REQUIRED WORK. Your task is to copy each line that has the word "McKinsey".

-- Start of DATA TO USE --

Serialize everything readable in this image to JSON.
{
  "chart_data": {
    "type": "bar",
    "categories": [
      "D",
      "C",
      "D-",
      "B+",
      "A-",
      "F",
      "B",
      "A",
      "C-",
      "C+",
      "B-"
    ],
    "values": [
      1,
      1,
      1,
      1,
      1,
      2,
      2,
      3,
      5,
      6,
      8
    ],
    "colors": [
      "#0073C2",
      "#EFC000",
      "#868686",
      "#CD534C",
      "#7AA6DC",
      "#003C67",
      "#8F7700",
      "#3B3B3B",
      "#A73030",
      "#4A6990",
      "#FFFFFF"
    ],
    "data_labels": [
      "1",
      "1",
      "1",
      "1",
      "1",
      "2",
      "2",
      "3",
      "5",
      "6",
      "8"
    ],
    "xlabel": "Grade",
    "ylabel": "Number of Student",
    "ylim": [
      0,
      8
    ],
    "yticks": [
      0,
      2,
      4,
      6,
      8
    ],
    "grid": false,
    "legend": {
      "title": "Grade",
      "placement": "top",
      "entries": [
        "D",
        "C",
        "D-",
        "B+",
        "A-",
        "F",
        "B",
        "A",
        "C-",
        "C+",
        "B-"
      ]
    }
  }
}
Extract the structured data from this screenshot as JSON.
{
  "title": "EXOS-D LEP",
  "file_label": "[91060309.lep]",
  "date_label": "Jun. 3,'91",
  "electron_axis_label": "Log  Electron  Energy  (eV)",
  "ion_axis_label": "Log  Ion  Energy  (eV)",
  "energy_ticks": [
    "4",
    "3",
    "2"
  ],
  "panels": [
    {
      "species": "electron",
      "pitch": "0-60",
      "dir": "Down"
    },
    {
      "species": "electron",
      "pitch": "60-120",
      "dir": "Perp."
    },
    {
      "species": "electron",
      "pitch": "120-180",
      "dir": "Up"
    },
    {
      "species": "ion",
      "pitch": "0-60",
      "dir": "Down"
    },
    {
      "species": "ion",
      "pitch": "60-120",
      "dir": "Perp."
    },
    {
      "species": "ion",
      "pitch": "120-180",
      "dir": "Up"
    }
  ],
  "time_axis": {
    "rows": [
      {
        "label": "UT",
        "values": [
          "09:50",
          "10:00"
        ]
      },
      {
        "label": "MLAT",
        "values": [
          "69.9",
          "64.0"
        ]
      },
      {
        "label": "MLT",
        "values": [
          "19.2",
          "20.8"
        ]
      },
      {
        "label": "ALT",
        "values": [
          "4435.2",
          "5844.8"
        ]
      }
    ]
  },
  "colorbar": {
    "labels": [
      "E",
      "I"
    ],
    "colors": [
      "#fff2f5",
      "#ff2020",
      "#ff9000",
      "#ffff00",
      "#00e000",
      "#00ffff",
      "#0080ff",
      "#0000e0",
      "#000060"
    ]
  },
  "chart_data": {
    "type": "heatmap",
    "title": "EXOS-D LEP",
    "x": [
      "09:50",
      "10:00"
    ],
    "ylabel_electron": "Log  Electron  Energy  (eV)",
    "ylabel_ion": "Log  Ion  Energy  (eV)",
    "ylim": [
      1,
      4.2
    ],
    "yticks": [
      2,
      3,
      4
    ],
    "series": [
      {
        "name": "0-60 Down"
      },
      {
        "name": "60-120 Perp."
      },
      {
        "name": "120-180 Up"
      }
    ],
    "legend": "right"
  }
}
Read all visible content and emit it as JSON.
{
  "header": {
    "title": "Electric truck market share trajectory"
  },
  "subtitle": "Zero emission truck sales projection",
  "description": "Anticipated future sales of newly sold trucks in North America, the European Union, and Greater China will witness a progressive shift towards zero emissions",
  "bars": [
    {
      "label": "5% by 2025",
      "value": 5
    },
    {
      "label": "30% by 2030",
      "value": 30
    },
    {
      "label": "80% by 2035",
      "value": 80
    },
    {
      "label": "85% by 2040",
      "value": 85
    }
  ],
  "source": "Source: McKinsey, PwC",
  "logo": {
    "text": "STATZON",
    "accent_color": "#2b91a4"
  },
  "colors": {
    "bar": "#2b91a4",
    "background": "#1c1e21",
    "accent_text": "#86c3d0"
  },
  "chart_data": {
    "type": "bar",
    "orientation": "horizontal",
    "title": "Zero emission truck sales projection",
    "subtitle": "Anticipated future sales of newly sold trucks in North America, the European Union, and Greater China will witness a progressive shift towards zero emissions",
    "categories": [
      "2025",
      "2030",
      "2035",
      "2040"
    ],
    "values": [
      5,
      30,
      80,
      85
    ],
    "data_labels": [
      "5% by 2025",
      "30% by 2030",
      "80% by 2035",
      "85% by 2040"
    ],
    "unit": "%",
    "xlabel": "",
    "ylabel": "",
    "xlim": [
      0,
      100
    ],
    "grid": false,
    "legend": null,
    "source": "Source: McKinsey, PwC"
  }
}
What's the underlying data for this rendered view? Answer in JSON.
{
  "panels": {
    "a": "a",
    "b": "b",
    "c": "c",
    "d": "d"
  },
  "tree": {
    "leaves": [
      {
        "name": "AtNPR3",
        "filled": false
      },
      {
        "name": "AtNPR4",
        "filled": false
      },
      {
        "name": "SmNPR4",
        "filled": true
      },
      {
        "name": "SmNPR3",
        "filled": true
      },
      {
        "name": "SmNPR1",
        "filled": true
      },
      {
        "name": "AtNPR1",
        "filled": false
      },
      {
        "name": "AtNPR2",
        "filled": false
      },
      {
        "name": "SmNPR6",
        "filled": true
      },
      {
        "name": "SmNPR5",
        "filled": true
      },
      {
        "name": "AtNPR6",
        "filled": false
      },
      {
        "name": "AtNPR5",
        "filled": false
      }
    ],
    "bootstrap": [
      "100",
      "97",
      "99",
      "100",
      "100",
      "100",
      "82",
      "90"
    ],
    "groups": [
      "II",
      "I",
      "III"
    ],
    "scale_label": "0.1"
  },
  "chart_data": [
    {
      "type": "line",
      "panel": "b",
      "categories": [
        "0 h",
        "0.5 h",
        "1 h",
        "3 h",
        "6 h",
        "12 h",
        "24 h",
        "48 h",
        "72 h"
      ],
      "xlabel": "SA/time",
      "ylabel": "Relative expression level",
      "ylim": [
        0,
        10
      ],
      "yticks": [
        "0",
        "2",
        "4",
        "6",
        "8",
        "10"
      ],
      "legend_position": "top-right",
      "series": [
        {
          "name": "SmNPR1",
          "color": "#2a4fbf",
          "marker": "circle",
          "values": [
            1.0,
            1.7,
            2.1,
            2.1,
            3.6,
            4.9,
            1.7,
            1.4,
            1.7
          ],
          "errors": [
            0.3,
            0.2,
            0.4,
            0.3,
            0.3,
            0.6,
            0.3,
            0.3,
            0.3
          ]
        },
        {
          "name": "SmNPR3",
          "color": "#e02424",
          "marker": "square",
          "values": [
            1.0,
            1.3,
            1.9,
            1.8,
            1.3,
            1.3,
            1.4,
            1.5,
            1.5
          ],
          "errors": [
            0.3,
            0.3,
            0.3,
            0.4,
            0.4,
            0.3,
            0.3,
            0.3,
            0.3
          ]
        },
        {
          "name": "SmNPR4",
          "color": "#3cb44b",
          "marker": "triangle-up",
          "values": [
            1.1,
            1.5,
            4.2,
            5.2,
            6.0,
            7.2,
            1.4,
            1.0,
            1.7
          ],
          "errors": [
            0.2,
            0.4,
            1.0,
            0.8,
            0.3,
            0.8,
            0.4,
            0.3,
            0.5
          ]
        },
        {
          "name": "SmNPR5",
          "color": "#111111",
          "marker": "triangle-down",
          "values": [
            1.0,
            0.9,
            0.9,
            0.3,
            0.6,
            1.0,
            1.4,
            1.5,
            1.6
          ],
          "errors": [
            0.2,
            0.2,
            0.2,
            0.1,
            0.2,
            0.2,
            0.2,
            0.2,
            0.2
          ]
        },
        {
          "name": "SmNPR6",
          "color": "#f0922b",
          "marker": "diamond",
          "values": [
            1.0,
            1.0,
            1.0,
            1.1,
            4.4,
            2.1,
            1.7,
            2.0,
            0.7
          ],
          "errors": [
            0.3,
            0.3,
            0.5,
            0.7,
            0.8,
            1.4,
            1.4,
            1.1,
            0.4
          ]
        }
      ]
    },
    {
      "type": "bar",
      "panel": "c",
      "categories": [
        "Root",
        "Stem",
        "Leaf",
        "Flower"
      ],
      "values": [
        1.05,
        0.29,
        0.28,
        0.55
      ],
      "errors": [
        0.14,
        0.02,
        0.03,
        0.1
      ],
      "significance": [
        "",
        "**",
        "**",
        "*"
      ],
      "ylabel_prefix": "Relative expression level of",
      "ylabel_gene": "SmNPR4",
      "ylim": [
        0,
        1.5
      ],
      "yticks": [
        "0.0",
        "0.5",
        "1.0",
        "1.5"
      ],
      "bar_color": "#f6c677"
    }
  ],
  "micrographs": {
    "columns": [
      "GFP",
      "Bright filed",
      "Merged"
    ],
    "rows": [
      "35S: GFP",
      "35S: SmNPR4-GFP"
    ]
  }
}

-- End of DATA TO USE --

ANSWER FOR THE TASK.
  "source": "Source: McKinsey, PwC",
    "source": "Source: McKinsey, PwC"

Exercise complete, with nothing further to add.